§ What is expected:
Copy each line that holds "Give".
━━━━━━━━
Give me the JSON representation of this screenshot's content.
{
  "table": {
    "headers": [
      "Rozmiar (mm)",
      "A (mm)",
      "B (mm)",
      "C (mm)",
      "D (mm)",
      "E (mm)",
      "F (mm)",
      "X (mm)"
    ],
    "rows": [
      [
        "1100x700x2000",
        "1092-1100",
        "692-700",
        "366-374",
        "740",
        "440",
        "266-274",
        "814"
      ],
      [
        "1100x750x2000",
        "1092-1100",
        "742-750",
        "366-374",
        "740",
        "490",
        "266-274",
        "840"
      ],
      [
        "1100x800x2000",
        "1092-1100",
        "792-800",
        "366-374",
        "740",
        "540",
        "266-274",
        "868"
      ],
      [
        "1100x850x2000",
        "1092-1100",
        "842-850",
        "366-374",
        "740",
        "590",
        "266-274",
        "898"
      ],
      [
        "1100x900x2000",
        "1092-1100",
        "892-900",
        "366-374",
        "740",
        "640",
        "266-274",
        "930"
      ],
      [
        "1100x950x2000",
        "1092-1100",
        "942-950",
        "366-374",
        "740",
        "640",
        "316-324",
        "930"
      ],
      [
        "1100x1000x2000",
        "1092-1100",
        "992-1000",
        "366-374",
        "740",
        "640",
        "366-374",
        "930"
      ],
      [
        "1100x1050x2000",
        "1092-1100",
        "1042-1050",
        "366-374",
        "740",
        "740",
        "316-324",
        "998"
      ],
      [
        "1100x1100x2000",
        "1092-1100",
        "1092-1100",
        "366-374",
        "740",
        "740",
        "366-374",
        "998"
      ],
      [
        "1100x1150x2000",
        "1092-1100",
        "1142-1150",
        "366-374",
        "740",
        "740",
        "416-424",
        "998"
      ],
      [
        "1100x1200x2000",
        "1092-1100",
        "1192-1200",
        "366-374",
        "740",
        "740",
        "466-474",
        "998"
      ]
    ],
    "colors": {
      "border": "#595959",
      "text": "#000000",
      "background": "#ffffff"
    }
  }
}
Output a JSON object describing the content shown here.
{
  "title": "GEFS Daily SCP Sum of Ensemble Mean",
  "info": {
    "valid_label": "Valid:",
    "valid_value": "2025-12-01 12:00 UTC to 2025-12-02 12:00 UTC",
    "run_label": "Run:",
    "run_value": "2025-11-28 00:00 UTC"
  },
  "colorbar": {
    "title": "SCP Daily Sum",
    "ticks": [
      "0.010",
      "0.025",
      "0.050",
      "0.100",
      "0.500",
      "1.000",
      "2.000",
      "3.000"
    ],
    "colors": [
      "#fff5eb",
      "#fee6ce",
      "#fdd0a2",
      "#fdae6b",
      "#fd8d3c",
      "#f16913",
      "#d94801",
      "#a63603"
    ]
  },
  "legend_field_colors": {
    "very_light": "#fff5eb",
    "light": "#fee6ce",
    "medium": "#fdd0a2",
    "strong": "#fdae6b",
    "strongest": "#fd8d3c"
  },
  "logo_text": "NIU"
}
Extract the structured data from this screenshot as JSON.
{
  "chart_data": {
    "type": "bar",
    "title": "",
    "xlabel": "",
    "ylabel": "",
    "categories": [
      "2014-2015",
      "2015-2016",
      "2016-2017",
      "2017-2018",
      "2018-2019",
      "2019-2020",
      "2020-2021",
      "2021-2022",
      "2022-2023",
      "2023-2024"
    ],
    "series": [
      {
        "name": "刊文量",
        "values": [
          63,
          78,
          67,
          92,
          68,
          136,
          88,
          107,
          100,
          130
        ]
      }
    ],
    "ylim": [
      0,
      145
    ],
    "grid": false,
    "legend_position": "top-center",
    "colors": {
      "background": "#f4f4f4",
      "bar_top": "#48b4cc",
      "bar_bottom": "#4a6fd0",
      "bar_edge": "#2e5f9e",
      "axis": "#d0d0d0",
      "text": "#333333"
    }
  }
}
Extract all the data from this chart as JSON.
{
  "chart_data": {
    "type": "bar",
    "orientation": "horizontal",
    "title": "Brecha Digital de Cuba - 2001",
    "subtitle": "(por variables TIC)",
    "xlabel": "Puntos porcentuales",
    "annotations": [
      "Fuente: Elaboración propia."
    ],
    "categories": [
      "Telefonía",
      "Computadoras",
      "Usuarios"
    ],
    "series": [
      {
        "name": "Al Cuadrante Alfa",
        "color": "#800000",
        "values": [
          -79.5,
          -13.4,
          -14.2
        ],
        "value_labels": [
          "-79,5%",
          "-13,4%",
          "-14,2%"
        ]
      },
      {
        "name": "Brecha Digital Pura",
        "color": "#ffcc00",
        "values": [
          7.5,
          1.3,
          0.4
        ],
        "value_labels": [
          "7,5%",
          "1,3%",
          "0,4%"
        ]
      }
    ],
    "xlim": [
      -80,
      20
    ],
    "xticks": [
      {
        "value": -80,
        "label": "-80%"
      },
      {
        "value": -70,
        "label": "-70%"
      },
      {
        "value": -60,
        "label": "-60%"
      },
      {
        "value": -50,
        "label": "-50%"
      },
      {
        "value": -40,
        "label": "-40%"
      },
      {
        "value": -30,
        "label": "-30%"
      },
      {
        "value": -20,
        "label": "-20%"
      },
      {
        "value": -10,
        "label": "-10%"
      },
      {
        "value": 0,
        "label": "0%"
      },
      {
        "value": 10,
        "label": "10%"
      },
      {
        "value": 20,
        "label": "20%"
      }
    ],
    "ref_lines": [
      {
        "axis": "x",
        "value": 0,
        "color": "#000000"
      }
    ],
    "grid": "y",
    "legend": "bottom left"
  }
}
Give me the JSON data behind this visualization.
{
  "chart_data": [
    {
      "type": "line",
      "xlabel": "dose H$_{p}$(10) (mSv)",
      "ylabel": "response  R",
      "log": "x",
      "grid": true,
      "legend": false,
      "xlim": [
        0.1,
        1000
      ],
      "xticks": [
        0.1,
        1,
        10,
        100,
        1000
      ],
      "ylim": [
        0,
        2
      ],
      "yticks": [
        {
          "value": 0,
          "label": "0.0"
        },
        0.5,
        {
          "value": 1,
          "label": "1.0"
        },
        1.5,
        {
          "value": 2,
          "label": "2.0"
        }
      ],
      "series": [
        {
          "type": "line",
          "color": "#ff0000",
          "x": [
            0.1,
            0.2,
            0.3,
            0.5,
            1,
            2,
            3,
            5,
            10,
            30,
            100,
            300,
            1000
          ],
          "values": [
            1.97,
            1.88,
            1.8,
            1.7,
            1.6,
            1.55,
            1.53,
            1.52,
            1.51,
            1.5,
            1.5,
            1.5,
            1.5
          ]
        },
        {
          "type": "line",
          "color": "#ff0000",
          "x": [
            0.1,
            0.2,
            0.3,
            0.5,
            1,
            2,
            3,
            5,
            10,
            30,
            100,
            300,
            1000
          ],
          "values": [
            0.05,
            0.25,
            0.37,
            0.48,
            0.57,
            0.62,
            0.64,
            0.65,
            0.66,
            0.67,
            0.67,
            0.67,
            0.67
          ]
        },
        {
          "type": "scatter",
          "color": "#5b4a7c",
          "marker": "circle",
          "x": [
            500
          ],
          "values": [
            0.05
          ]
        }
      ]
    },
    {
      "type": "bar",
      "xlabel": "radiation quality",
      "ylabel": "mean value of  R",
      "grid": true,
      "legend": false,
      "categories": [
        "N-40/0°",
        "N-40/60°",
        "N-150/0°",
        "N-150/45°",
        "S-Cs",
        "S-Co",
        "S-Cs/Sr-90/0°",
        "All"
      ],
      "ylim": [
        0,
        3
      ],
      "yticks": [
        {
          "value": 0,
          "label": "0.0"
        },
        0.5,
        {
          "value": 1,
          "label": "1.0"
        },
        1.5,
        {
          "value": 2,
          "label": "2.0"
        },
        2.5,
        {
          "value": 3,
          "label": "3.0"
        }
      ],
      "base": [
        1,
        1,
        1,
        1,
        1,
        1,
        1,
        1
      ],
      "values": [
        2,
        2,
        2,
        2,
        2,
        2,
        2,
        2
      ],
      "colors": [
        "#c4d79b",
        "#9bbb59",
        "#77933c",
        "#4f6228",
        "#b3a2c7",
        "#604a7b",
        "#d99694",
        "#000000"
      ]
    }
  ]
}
━━━━━━━━
§ Problem solution:
Give me the JSON representation of this screenshot's content.
Give me the JSON data behind this visualization.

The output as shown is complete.